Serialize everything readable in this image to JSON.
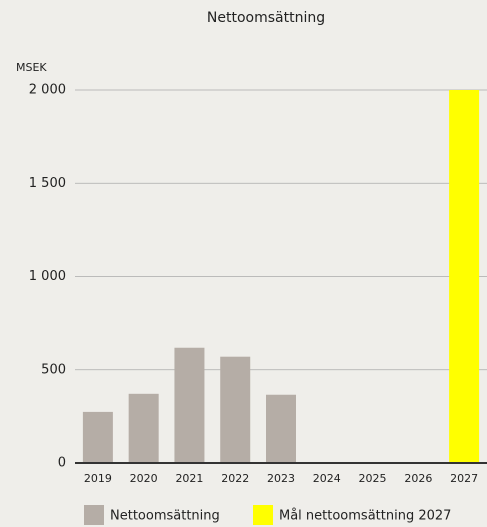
{
  "chart_data": {
    "type": "bar",
    "title": "Nettoomsättning",
    "y_label": "MSEK",
    "categories": [
      "2019",
      "2020",
      "2021",
      "2022",
      "2023",
      "2024",
      "2025",
      "2026",
      "2027"
    ],
    "series": [
      {
        "name": "Nettoomsättning",
        "color": "#b5ada6",
        "values": [
          274,
          371,
          618,
          570,
          366,
          null,
          null,
          null,
          null
        ]
      },
      {
        "name": "Mål nettoomsättning 2027",
        "color": "#ffff00",
        "values": [
          null,
          null,
          null,
          null,
          null,
          null,
          null,
          null,
          2000
        ]
      }
    ],
    "ylim": [
      0,
      2000
    ],
    "yticks": [
      0,
      500,
      {
        "value": 1000,
        "label": "1 000"
      },
      {
        "value": 1500,
        "label": "1 500"
      },
      {
        "value": 2000,
        "label": "2 000"
      }
    ],
    "grid": true
  }
}
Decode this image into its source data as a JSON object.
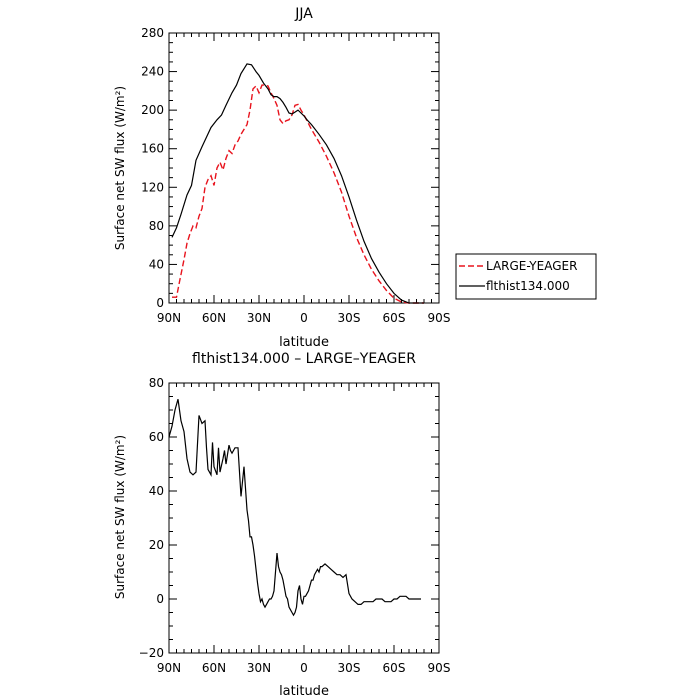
{
  "chart_data": [
    {
      "type": "line",
      "title": "JJA",
      "xlabel": "latitude",
      "ylabel": "Surface net SW flux (W/m²)",
      "xlim": [
        90,
        -90
      ],
      "ylim": [
        0,
        280
      ],
      "x_ticks": [
        90,
        60,
        30,
        0,
        -30,
        -60,
        -90
      ],
      "x_tick_labels": [
        "90N",
        "60N",
        "30N",
        "0",
        "30S",
        "60S",
        "90S"
      ],
      "y_ticks": [
        0,
        40,
        80,
        120,
        160,
        200,
        240,
        280
      ],
      "y_tick_labels": [
        "0",
        "40",
        "80",
        "120",
        "160",
        "200",
        "240",
        "280"
      ],
      "legend": "right",
      "series": [
        {
          "name": "LARGE-YEAGER",
          "color": "#e8131d",
          "dash": "dashed",
          "x": [
            88,
            85,
            83,
            80,
            78,
            76,
            74,
            72,
            70,
            68,
            66,
            64,
            62,
            60,
            58,
            56,
            54,
            52,
            50,
            48,
            46,
            44,
            42,
            40,
            38,
            36,
            34,
            32,
            30,
            28,
            26,
            24,
            22,
            20,
            18,
            16,
            14,
            12,
            10,
            8,
            6,
            4,
            2,
            0,
            -2,
            -5,
            -10,
            -15,
            -20,
            -25,
            -30,
            -35,
            -40,
            -45,
            -50,
            -55,
            -60,
            -65,
            -70,
            -75,
            -80
          ],
          "y": [
            6,
            6,
            22,
            45,
            62,
            72,
            80,
            78,
            90,
            98,
            120,
            128,
            132,
            122,
            140,
            146,
            138,
            150,
            158,
            155,
            164,
            168,
            175,
            180,
            185,
            200,
            222,
            225,
            218,
            226,
            226,
            225,
            218,
            212,
            205,
            190,
            186,
            189,
            190,
            195,
            205,
            206,
            200,
            195,
            189,
            180,
            167,
            152,
            135,
            115,
            90,
            68,
            50,
            35,
            23,
            13,
            5,
            1,
            0,
            0,
            0
          ]
        },
        {
          "name": "flthist134.000",
          "color": "#000000",
          "dash": "solid",
          "x": [
            88,
            85,
            82,
            78,
            75,
            72,
            68,
            65,
            62,
            58,
            55,
            52,
            48,
            45,
            42,
            38,
            35,
            32,
            30,
            27,
            24,
            22,
            20,
            18,
            16,
            14,
            12,
            10,
            8,
            6,
            4,
            2,
            0,
            -2,
            -5,
            -10,
            -15,
            -20,
            -25,
            -30,
            -35,
            -40,
            -45,
            -50,
            -55,
            -60,
            -65,
            -70,
            -75,
            -80
          ],
          "y": [
            68,
            78,
            92,
            112,
            122,
            148,
            162,
            172,
            182,
            190,
            195,
            205,
            218,
            226,
            238,
            248,
            247,
            240,
            236,
            228,
            222,
            216,
            214,
            214,
            212,
            208,
            203,
            197,
            196,
            198,
            200,
            197,
            194,
            190,
            185,
            175,
            164,
            150,
            132,
            110,
            86,
            64,
            46,
            32,
            20,
            10,
            3,
            0,
            0,
            0
          ]
        }
      ]
    },
    {
      "type": "line",
      "title": "flthist134.000 – LARGE–YEAGER",
      "xlabel": "latitude",
      "ylabel": "Surface net SW flux (W/m²)",
      "xlim": [
        90,
        -90
      ],
      "ylim": [
        -20,
        80
      ],
      "x_ticks": [
        90,
        60,
        30,
        0,
        -30,
        -60,
        -90
      ],
      "x_tick_labels": [
        "90N",
        "60N",
        "30N",
        "0",
        "30S",
        "60S",
        "90S"
      ],
      "y_ticks": [
        -20,
        0,
        20,
        40,
        60,
        80
      ],
      "y_tick_labels": [
        "−20",
        "0",
        "20",
        "40",
        "60",
        "80"
      ],
      "series": [
        {
          "color": "#000000",
          "dash": "solid",
          "x": [
            90,
            88,
            86,
            84,
            82,
            80,
            78,
            76,
            74,
            72,
            70,
            68,
            66,
            65,
            64,
            62,
            61,
            60,
            58,
            57,
            56,
            54,
            53,
            52,
            50,
            49,
            48,
            46,
            45,
            44,
            42,
            40,
            38,
            37,
            36,
            35,
            34,
            33,
            32,
            31,
            30,
            29,
            28,
            27,
            26,
            25,
            24,
            23,
            22,
            21,
            20,
            18,
            17,
            16,
            15,
            14,
            13,
            12,
            11,
            10,
            9,
            8,
            7,
            6,
            5,
            4,
            3,
            2,
            1,
            0,
            -1,
            -2,
            -3,
            -4,
            -5,
            -6,
            -7,
            -8,
            -9,
            -10,
            -11,
            -12,
            -14,
            -16,
            -18,
            -20,
            -22,
            -24,
            -26,
            -28,
            -30,
            -32,
            -34,
            -36,
            -38,
            -40,
            -42,
            -44,
            -46,
            -48,
            -50,
            -52,
            -54,
            -56,
            -58,
            -60,
            -62,
            -64,
            -66,
            -68,
            -70,
            -72,
            -74,
            -76,
            -78
          ],
          "y": [
            60,
            64,
            70,
            74,
            66,
            62,
            52,
            47,
            46,
            47,
            68,
            65,
            66,
            56,
            48,
            46,
            58,
            49,
            46,
            56,
            47,
            52,
            55,
            50,
            57,
            55,
            54,
            56,
            56,
            56,
            38,
            49,
            33,
            29,
            23,
            23,
            20,
            16,
            11,
            6,
            2,
            -1,
            0,
            -2,
            -3,
            -2,
            -1,
            0,
            0,
            1,
            3,
            17,
            12,
            10,
            9,
            7,
            4,
            1,
            0,
            -3,
            -4,
            -5,
            -6,
            -5,
            -3,
            3,
            5,
            0,
            -2,
            1,
            1,
            2,
            3,
            5,
            7,
            7,
            9,
            10,
            11,
            10,
            12,
            12,
            13,
            12,
            11,
            10,
            9,
            9,
            8,
            9,
            2,
            0,
            -1,
            -2,
            -2,
            -1,
            -1,
            -1,
            -1,
            0,
            0,
            0,
            -1,
            -1,
            -1,
            0,
            0,
            1,
            1,
            1,
            0,
            0,
            0,
            0,
            0
          ]
        }
      ]
    }
  ]
}
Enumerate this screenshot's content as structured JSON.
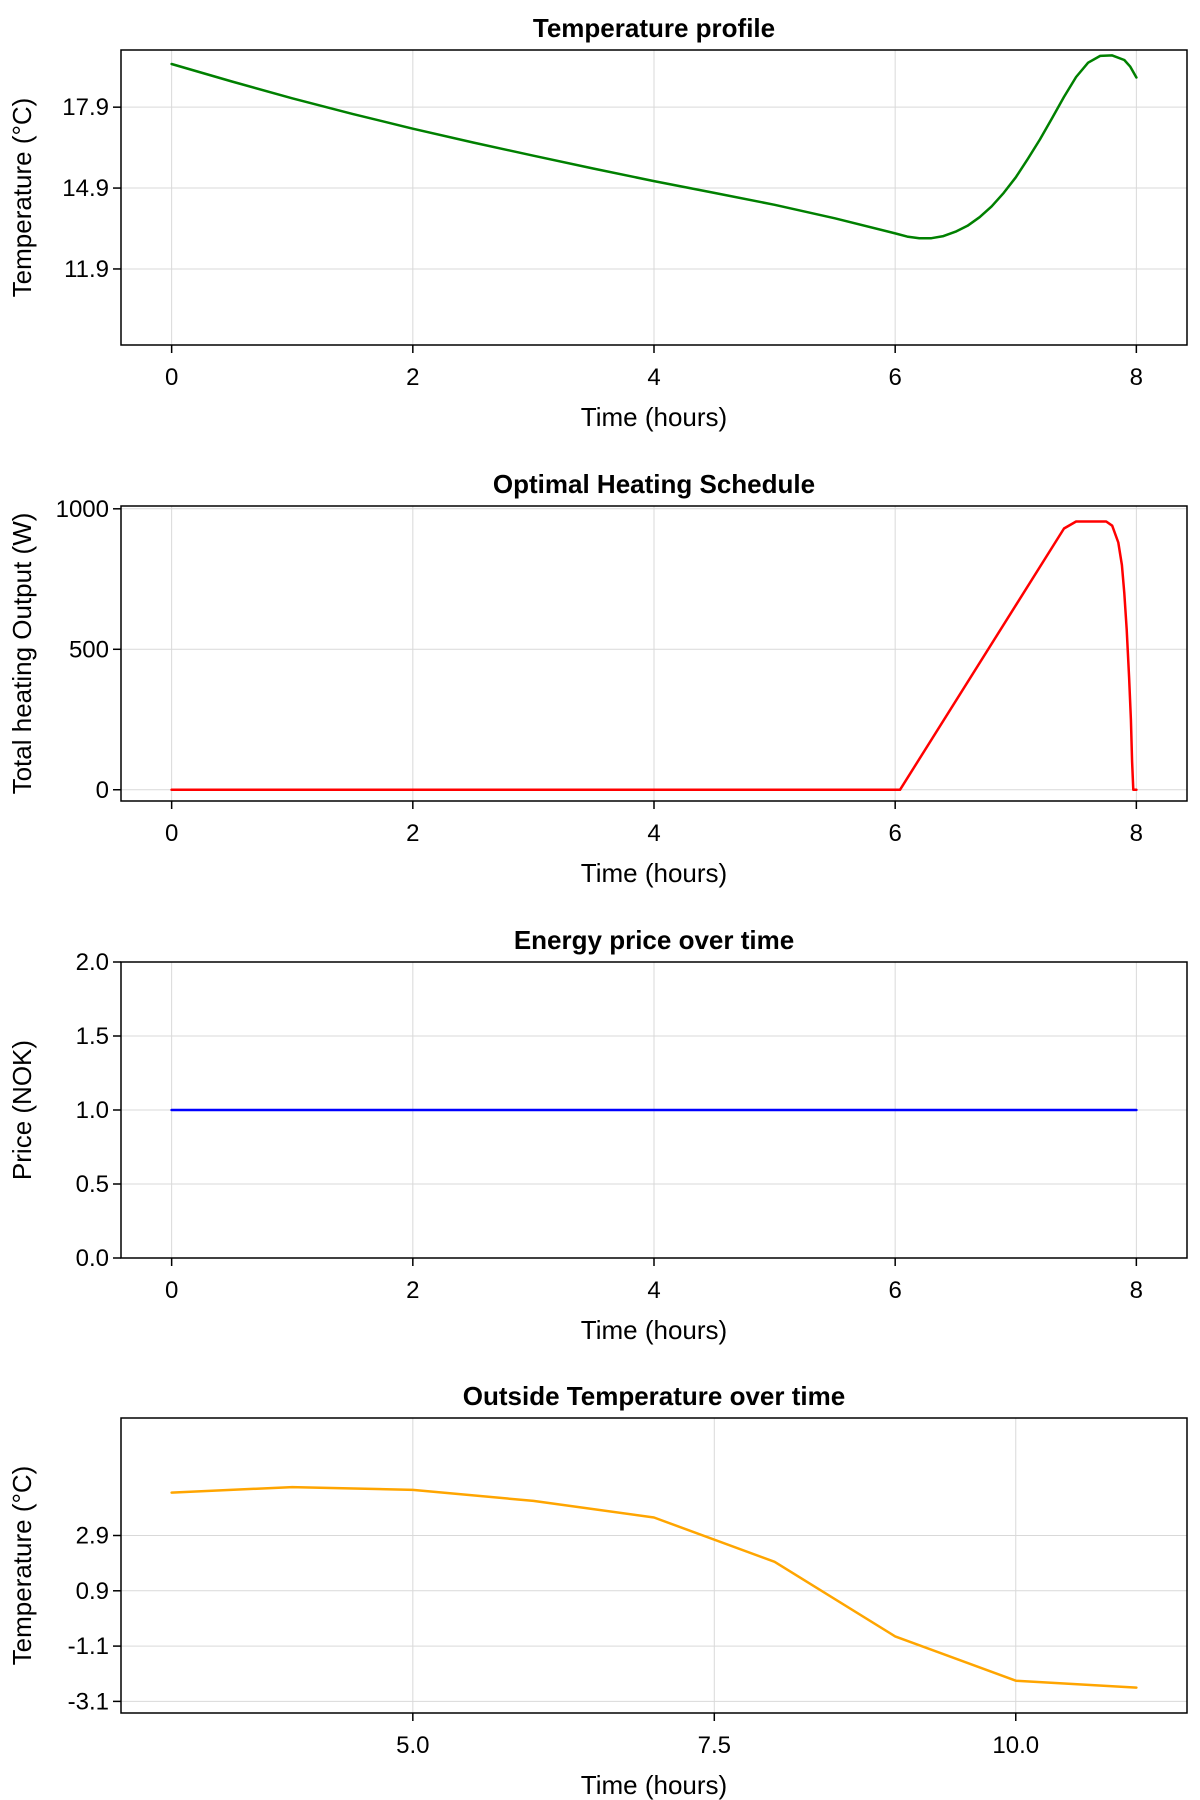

§ **GIVEN REQUEST**:
Which lines include the word "JSON"? List them all.

§ **THE RESULT**:
Serialize everything readable in this image to JSON.
Decode this image into its source data as a JSON object.
Enumerate this screenshot's content as structured JSON.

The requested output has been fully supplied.